==== MATERIALS PROVIDED

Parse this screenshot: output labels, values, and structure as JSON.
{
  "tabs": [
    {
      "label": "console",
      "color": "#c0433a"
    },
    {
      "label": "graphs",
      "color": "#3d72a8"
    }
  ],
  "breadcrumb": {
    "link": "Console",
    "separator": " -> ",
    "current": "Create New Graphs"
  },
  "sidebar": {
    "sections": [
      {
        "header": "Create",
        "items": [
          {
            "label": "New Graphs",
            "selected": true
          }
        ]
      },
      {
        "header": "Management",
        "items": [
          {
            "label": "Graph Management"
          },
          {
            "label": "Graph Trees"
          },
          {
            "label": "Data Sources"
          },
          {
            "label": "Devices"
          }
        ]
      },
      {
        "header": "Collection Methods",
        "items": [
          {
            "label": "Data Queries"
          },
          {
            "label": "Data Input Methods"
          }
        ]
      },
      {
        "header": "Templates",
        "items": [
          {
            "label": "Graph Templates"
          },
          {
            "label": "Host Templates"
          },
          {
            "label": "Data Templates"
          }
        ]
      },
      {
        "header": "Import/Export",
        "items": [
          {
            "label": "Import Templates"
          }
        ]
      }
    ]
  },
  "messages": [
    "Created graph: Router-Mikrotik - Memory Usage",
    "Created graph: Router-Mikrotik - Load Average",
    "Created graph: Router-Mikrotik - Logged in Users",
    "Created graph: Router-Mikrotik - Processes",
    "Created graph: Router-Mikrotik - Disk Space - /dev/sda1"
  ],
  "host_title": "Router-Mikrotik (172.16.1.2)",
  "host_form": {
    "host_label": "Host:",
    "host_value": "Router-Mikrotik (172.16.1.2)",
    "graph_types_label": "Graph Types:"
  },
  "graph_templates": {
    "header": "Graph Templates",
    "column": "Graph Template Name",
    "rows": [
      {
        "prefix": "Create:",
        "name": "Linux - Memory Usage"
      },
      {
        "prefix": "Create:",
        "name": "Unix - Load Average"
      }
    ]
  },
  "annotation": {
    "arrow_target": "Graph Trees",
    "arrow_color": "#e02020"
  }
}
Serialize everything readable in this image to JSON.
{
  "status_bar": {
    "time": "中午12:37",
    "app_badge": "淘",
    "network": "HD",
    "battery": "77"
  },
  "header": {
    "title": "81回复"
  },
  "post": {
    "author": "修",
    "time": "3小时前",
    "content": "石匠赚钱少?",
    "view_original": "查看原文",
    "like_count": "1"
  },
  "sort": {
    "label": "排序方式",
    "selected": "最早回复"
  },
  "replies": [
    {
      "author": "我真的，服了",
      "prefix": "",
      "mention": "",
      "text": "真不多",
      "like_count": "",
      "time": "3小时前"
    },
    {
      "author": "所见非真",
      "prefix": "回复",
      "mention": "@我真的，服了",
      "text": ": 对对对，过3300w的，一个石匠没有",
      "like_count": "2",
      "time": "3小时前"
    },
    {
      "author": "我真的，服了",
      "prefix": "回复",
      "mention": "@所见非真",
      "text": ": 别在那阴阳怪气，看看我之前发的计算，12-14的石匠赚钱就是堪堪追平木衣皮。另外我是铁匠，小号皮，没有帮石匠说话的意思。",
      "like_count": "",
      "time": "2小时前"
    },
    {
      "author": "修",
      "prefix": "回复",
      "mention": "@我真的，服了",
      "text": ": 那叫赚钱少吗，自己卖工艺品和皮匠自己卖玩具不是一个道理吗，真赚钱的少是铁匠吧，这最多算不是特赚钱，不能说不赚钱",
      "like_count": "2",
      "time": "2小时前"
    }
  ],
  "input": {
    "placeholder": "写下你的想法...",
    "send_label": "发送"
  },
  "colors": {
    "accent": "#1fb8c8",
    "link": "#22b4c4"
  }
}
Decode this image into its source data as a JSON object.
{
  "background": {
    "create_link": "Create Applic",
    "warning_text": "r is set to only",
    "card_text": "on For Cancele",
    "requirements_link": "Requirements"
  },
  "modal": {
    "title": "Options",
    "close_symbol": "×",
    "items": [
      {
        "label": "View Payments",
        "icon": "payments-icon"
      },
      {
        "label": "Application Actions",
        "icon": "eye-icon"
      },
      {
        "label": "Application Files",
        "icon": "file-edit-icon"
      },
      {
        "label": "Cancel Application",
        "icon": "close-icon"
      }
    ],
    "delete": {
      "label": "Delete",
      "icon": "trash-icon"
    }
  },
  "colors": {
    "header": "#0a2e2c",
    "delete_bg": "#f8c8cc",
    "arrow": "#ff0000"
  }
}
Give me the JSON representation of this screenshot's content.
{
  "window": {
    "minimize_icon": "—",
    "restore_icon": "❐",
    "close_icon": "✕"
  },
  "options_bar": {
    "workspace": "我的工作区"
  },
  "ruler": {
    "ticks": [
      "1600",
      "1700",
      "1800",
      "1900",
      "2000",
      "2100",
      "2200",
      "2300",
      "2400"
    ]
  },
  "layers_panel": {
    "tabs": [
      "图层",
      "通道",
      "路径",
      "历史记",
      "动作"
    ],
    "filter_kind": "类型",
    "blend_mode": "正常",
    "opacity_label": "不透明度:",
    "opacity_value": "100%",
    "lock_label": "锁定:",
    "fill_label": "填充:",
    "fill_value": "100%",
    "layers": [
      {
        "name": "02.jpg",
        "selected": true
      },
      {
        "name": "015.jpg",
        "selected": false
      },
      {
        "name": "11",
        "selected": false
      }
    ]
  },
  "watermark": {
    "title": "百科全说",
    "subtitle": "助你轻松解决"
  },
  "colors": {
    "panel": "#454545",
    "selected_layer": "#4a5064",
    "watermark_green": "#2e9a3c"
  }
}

========

> [EXERCISE GOAL] Search the records for the word "Methods". Copy every line that has it.

> [WRITTEN RESPONSE]
        "header": "Collection Methods",
            "label": "Data Input Methods"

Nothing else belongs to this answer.